▸ Records shown

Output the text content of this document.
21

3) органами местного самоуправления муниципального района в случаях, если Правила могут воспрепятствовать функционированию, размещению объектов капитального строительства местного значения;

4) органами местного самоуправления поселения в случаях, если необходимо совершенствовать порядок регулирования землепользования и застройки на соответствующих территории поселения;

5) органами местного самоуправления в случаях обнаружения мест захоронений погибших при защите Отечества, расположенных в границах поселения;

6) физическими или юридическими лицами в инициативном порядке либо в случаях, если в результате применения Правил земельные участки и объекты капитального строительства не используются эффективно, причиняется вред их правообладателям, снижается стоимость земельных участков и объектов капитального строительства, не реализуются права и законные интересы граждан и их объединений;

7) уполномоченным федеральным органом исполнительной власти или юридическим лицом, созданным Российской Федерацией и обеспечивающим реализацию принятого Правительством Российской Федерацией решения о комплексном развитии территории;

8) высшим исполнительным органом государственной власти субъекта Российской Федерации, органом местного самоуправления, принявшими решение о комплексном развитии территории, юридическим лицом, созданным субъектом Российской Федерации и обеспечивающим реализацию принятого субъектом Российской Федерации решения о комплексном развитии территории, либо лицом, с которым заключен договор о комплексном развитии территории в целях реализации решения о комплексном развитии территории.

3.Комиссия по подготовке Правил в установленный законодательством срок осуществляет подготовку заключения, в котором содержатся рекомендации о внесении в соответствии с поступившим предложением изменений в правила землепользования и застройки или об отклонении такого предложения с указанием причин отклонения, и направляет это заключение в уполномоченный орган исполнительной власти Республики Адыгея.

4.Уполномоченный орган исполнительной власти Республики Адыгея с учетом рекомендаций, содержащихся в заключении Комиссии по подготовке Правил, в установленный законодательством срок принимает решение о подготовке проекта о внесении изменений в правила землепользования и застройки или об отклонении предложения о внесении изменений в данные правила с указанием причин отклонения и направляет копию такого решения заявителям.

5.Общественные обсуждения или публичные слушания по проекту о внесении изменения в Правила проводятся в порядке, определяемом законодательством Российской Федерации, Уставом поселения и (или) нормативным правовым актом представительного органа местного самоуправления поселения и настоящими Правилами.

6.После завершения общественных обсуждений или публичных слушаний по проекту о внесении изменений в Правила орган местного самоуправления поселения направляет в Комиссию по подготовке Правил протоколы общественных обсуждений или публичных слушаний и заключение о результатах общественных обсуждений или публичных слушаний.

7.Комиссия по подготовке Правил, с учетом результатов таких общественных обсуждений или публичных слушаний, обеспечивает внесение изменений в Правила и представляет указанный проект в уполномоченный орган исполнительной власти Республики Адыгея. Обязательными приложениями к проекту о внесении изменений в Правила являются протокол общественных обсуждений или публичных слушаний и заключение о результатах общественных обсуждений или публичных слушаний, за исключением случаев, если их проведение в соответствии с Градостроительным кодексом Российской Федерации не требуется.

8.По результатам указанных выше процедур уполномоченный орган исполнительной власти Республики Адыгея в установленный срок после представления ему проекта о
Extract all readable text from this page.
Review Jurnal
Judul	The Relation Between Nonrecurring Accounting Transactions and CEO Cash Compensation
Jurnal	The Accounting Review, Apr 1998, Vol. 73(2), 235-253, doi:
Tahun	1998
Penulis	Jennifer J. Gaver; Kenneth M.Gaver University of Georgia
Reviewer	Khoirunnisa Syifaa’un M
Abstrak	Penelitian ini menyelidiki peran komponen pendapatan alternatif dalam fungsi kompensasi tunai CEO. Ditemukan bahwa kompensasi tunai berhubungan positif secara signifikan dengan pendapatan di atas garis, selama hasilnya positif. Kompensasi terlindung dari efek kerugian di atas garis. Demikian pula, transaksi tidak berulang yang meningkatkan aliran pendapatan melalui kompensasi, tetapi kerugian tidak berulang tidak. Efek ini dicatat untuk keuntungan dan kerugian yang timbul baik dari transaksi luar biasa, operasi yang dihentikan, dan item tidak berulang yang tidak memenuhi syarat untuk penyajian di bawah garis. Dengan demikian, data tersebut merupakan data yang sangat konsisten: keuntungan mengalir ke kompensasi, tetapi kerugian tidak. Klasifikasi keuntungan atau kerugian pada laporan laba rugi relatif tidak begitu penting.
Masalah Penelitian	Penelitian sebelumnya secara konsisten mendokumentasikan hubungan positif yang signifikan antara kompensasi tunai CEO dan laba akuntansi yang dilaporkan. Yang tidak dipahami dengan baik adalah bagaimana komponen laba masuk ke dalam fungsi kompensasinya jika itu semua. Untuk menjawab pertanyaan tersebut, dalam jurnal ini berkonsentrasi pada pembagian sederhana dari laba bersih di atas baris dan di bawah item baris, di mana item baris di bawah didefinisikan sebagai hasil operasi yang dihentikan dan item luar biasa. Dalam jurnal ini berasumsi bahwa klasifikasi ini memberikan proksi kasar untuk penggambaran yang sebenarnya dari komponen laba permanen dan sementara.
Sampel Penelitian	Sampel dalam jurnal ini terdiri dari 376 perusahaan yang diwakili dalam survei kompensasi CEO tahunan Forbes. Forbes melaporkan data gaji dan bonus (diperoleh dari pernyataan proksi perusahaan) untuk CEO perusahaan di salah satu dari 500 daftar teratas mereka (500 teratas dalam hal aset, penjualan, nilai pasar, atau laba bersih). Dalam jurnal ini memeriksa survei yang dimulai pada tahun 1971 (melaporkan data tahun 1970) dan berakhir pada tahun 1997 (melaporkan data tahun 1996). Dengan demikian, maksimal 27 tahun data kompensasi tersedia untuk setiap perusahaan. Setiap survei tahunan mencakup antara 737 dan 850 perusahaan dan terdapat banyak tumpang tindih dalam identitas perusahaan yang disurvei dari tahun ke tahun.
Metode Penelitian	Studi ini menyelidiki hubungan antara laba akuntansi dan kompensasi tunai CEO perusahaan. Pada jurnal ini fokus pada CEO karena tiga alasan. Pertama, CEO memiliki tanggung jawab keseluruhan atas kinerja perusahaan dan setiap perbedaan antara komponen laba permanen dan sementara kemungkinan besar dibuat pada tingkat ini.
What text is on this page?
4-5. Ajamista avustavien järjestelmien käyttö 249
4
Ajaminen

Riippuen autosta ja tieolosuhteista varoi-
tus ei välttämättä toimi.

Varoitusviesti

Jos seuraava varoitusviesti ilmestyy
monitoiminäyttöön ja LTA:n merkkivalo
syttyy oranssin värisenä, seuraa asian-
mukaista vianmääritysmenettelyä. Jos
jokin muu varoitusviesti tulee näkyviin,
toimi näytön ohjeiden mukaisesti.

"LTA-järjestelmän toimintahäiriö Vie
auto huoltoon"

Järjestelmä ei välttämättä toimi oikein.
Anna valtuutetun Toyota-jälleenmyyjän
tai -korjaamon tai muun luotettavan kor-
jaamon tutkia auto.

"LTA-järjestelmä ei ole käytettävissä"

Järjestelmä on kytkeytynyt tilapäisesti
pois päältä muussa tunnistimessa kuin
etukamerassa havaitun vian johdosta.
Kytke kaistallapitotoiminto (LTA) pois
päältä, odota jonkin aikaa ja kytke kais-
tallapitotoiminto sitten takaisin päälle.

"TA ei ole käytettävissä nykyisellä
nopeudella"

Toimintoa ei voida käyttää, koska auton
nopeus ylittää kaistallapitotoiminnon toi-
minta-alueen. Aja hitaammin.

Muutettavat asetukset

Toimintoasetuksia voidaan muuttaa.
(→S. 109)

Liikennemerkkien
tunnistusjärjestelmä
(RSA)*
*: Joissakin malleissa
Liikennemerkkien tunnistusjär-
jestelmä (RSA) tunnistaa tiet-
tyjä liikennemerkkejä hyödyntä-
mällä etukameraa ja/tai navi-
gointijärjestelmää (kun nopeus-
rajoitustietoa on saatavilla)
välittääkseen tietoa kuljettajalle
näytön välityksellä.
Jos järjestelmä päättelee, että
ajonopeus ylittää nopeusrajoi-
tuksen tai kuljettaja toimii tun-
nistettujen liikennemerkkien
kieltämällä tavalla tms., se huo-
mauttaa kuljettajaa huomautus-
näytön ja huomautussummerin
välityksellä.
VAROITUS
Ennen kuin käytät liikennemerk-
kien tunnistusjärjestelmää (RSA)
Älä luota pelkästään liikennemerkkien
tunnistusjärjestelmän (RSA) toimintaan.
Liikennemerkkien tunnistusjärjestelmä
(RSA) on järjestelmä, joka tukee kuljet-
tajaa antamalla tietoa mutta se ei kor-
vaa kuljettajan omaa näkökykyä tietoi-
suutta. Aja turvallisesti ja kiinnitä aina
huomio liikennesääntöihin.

▸ Given task
Look over the listing above. Pick out and copy every line that includes "päältä".

▸ Final answer
pois päältä muussa tunnistimessa kuin
päältä, odota jonkin aikaa ja kytke kais-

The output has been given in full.